[Extracted data entries]
+ + +

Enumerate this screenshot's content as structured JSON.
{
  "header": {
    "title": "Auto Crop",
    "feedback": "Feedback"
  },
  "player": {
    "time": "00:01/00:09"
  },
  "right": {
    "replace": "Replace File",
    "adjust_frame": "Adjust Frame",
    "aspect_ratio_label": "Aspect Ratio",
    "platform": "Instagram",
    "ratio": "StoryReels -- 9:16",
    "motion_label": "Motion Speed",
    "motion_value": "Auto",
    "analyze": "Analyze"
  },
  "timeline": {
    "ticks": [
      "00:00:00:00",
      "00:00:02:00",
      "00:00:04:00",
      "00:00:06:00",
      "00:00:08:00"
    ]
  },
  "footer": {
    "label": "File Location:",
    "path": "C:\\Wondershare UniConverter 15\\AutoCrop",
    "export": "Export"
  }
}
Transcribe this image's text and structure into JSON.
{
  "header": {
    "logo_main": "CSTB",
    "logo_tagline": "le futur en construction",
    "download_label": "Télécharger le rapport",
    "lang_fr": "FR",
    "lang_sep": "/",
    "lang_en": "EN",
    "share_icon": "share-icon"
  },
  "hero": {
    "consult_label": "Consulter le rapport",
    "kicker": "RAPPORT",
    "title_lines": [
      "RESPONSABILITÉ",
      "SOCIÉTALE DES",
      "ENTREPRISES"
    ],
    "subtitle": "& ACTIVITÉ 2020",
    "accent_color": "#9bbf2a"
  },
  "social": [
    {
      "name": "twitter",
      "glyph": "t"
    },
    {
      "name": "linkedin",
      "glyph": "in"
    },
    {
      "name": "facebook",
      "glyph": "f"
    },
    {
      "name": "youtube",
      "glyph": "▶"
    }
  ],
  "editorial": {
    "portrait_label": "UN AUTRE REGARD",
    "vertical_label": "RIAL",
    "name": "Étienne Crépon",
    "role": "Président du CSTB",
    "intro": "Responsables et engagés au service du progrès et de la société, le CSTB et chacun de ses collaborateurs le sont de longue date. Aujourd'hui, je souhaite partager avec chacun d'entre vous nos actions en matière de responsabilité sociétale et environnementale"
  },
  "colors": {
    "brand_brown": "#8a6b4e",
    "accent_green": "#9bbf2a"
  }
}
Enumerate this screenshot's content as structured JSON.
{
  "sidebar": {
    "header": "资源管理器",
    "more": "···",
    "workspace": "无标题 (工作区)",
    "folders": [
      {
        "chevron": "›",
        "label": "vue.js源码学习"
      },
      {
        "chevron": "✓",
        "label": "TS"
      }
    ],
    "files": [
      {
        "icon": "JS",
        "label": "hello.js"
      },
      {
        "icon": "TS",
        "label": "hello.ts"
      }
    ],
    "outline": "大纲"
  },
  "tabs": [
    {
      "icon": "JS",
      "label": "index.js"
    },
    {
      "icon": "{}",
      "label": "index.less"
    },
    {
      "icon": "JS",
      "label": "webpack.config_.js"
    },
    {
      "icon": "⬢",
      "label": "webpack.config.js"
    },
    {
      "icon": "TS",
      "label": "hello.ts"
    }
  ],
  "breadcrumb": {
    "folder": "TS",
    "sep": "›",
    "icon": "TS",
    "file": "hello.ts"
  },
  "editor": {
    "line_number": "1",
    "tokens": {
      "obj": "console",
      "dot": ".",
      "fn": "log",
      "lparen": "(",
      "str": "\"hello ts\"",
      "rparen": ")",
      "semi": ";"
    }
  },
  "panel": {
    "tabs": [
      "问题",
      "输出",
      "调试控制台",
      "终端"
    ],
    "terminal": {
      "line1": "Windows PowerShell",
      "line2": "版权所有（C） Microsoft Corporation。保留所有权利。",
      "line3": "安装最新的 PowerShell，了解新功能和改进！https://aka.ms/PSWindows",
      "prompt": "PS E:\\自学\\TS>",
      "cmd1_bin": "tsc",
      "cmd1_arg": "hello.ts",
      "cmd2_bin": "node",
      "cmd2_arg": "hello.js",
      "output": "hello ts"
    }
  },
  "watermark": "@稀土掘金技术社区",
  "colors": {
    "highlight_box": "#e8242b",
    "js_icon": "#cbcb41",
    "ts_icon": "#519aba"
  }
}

+ + +

Retype the listing above in full, with no alterations.

→ **Full response**:
Enumerate this screenshot's content as structured JSON.
{
  "header": {
    "title": "Auto Crop",
    "feedback": "Feedback"
  },
  "player": {
    "time": "00:01/00:09"
  },
  "right": {
    "replace": "Replace File",
    "adjust_frame": "Adjust Frame",
    "aspect_ratio_label": "Aspect Ratio",
    "platform": "Instagram",
    "ratio": "StoryReels -- 9:16",
    "motion_label": "Motion Speed",
    "motion_value": "Auto",
    "analyze": "Analyze"
  },
  "timeline": {
    "ticks": [
      "00:00:00:00",
      "00:00:02:00",
      "00:00:04:00",
      "00:00:06:00",
      "00:00:08:00"
    ]
  },
  "footer": {
    "label": "File Location:",
    "path": "C:\\Wondershare UniConverter 15\\AutoCrop",
    "export": "Export"
  }
}
Transcribe this image's text and structure into JSON.
{
  "header": {
    "logo_main": "CSTB",
    "logo_tagline": "le futur en construction",
    "download_label": "Télécharger le rapport",
    "lang_fr": "FR",
    "lang_sep": "/",
    "lang_en": "EN",
    "share_icon": "share-icon"
  },
  "hero": {
    "consult_label": "Consulter le rapport",
    "kicker": "RAPPORT",
    "title_lines": [
      "RESPONSABILITÉ",
      "SOCIÉTALE DES",
      "ENTREPRISES"
    ],
    "subtitle": "& ACTIVITÉ 2020",
    "accent_color": "#9bbf2a"
  },
  "social": [
    {
      "name": "twitter",
      "glyph": "t"
    },
    {
      "name": "linkedin",
      "glyph": "in"
    },
    {
      "name": "facebook",
      "glyph": "f"
    },
    {
      "name": "youtube",
      "glyph": "▶"
    }
  ],
  "editorial": {
    "portrait_label": "UN AUTRE REGARD",
    "vertical_label": "RIAL",
    "name": "Étienne Crépon",
    "role": "Président du CSTB",
    "intro": "Responsables et engagés au service du progrès et de la société, le CSTB et chacun de ses collaborateurs le sont de longue date. Aujourd'hui, je souhaite partager avec chacun d'entre vous nos actions en matière de responsabilité sociétale et environnementale"
  },
  "colors": {
    "brand_brown": "#8a6b4e",
    "accent_green": "#9bbf2a"
  }
}
Enumerate this screenshot's content as structured JSON.
{
  "sidebar": {
    "header": "资源管理器",
    "more": "···",
    "workspace": "无标题 (工作区)",
    "folders": [
      {
        "chevron": "›",
        "label": "vue.js源码学习"
      },
      {
        "chevron": "✓",
        "label": "TS"
      }
    ],
    "files": [
      {
        "icon": "JS",
        "label": "hello.js"
      },
      {
        "icon": "TS",
        "label": "hello.ts"
      }
    ],
    "outline": "大纲"
  },
  "tabs": [
    {
      "icon": "JS",
      "label": "index.js"
    },
    {
      "icon": "{}",
      "label": "index.less"
    },
    {
      "icon": "JS",
      "label": "webpack.config_.js"
    },
    {
      "icon": "⬢",
      "label": "webpack.config.js"
    },
    {
      "icon": "TS",
      "label": "hello.ts"
    }
  ],
  "breadcrumb": {
    "folder": "TS",
    "sep": "›",
    "icon": "TS",
    "file": "hello.ts"
  },
  "editor": {
    "line_number": "1",
    "tokens": {
      "obj": "console",
      "dot": ".",
      "fn": "log",
      "lparen": "(",
      "str": "\"hello ts\"",
      "rparen": ")",
      "semi": ";"
    }
  },
  "panel": {
    "tabs": [
      "问题",
      "输出",
      "调试控制台",
      "终端"
    ],
    "terminal": {
      "line1": "Windows PowerShell",
      "line2": "版权所有（C） Microsoft Corporation。保留所有权利。",
      "line3": "安装最新的 PowerShell，了解新功能和改进！https://aka.ms/PSWindows",
      "prompt": "PS E:\\自学\\TS>",
      "cmd1_bin": "tsc",
      "cmd1_arg": "hello.ts",
      "cmd2_bin": "node",
      "cmd2_arg": "hello.js",
      "output": "hello ts"
    }
  },
  "watermark": "@稀土掘金技术社区",
  "colors": {
    "highlight_box": "#e8242b",
    "js_icon": "#cbcb41",
    "ts_icon": "#519aba"
  }
}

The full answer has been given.